Dipartimento di Giurisprudenza
Corso di Laurea in Giurisprudenza
Tesi di Laurea in Diritto Costituzionale
Relatore: Chiar.mo Prof. Alfonso Celotto
Anno Accademico 2015 - 2016

2.5 - L’assetto normativo del turismo dopo il 2001

La riforma del Titolo V della Costituzione, avviata pochi anni dopo quella, di certo di non secondaria importanza del 1999, da un lato, e l’introduzione (con legge ordinaria) del c.d. “federalismo amministrativo” ad opera delle “leggi Bassanini”, dall’altro, ha segnato, come noto, una svolta netta (quantomeno sul piano formale) nell’evoluzione dell’assetto regionale e del rapporto tra Stato ed autonomie, sia pure nell’ambito di una trasformazione (ed attuazione) del nostro regionalismo complessivamente “incerta” ed in perenne ridefinizione, soprattutto sotto il profilo della individuazione degli obiettivi “di sistema” da perseguire (la programmazione, la “via italiana” al decentramento ed all’autonomia regionale, lo snellimento e l’efficienza della “macchina statale”, il “federalismo” etc.) e, non a caso, indicata, in questa specifica fase, come “regionalismo della transizione”.

In ogni caso, la riforma costituzionale entrata in vigore nel 2001, che ha investito l’intero assetto delle autonomie, a cominciare dall’aspetto certamente non centrale, ma per molti versi “evocativo”, se non proprio “simbolico”99, dell’articolazione della Repubblica in enti equiordinati, ha trovato nella radicale ridefinizione del riparto delle competenze legislative tra Stato e Regioni certamente uno dei cardini, se non la vera e propria “chiave di volta”, dell’intera riforma (che pure contiene numerosi altri elementi degni di rilievo sotto il profilo del mutamento complessivo del nostro regionalismo).

La modifica dell’art. 117 Cost., infatti, ha determinato, come noto, il sostanziale ribaltamento del criterio di attribuzione delle competenze legislative, prevedendo, in estrema sintesi, l’enumerazione di diciassette materie assegnate alla competenza esclusiva statale, con la contestuale perdita, da parte dello Stato stesso, della previgente competenza legislativa residuale, nonché di diciannove materie di legislazione “concorrente”, cui si aggiunge, a “chiusura” del riparto di competenze, la previsione della potestà “residuale” delle Regioni in tutte le materie non ricomprese negli elenchi di cui ai commi 2 e 3 dell’art. 117 Cost. stesso.

* **MATERIALE FORNITO**
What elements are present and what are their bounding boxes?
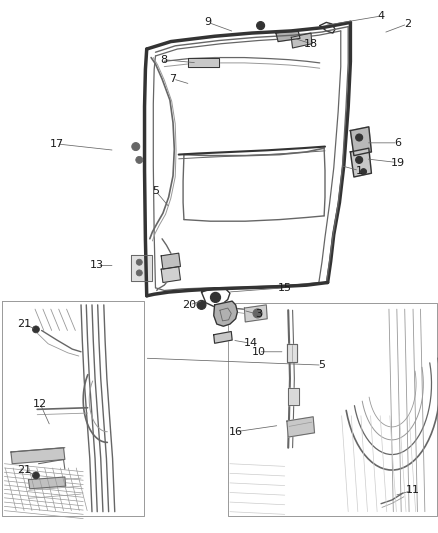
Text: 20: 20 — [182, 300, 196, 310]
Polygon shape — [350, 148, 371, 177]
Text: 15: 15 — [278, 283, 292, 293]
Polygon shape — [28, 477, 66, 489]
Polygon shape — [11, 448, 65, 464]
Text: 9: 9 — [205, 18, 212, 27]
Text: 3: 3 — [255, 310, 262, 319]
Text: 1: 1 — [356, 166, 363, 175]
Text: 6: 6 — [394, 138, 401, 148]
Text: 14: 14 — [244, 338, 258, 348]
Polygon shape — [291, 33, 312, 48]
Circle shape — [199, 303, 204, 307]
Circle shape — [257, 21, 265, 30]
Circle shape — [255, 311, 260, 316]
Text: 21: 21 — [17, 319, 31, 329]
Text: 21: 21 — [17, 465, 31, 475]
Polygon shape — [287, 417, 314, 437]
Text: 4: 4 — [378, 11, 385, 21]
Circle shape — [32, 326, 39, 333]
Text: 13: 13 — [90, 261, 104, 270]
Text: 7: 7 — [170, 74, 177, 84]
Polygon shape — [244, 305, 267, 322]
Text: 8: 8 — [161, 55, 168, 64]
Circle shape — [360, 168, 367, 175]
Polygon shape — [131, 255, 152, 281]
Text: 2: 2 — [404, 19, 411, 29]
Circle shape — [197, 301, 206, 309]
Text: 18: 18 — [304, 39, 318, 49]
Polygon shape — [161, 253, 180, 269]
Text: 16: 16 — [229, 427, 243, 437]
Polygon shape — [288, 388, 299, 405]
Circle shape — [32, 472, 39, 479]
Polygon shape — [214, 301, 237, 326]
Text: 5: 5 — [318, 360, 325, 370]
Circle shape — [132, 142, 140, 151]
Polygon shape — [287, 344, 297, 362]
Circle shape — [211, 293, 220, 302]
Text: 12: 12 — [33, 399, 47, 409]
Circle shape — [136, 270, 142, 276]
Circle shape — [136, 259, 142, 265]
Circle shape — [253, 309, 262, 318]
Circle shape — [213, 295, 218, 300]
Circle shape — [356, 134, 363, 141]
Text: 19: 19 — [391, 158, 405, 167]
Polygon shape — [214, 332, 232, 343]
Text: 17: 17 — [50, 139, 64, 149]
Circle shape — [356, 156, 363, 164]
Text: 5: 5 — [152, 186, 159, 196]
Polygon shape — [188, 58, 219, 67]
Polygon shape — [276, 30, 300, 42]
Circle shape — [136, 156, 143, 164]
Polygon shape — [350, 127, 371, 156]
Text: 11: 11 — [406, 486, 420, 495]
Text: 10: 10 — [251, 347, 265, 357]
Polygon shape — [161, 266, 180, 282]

* **ATTIVITÀ DA SVOLGERE**
1: Riassuma in due frasi il testo sulla riforma del Titolo V della Costituzione.
2: Trascriva alla lettera, dal testo sulla riforma del Titolo V, il brano che si apre con le parole "In ogni caso, la" e si chiude con "del nostro regionalismo).".
3: Riformuli in forma di elenco puntato il paragrafo del testo sulla riforma del Titolo V che inizia con "La modifica dell’art. 117 Cost.", conservandone i fatti principali.
Per lo svolgimento si avvalga unicamente del testo.

* **RISPOSTE ALLE ATTIVITÀ**
1: La riforma del Titolo V della Costituzione e il "federalismo amministrativo" introdotto dalle "leggi Bassanini" hanno segnato una svolta netta nell'evoluzione dell'assetto regionale e del rapporto tra Stato e autonomie, e uno dei cardini della riforma entrata in vigore nel 2001 è la radicale ridefinizione del riparto delle competenze legislative tra Stato e Regioni. La modifica dell'art. 117 Cost. ha ribaltato il criterio di attribuzione di tali competenze, enumerando diciassette materie di competenza esclusiva statale e diciannove di legislazione concorrente e riservando alle Regioni la potestà residuale in tutte le altre materie.

2:
In ogni caso, la riforma costituzionale entrata in vigore nel 2001, che ha investito l’intero assetto delle autonomie, a cominciare dall’aspetto certamente non centrale, ma per molti versi “evocativo”, se non proprio “simbolico”99, dell’articolazione della Repubblica in enti equiordinati, ha trovato nella radicale ridefinizione del riparto delle competenze legislative tra Stato e Regioni certamente uno dei cardini, se non la vera e propria “chiave di volta”, dell’intera riforma (che pure contiene numerosi altri elementi degni di rilievo sotto il profilo del mutamento complessivo del nostro regionalismo).

3:
- La modifica dell'art. 117 Cost. ha ribaltato in sostanza il criterio di attribuzione delle competenze legislative.
- Sono state enumerate diciassette materie di competenza esclusiva statale.
- Lo Stato ha perso la competenza legislativa residuale che deteneva in precedenza.
- Sono state previste diciannove materie di legislazione "concorrente".
- A chiusura del riparto, alle Regioni spetta la potestà "residuale" in tutte le materie non comprese negli elenchi dei commi 2 e 3 dell'art. 117 Cost.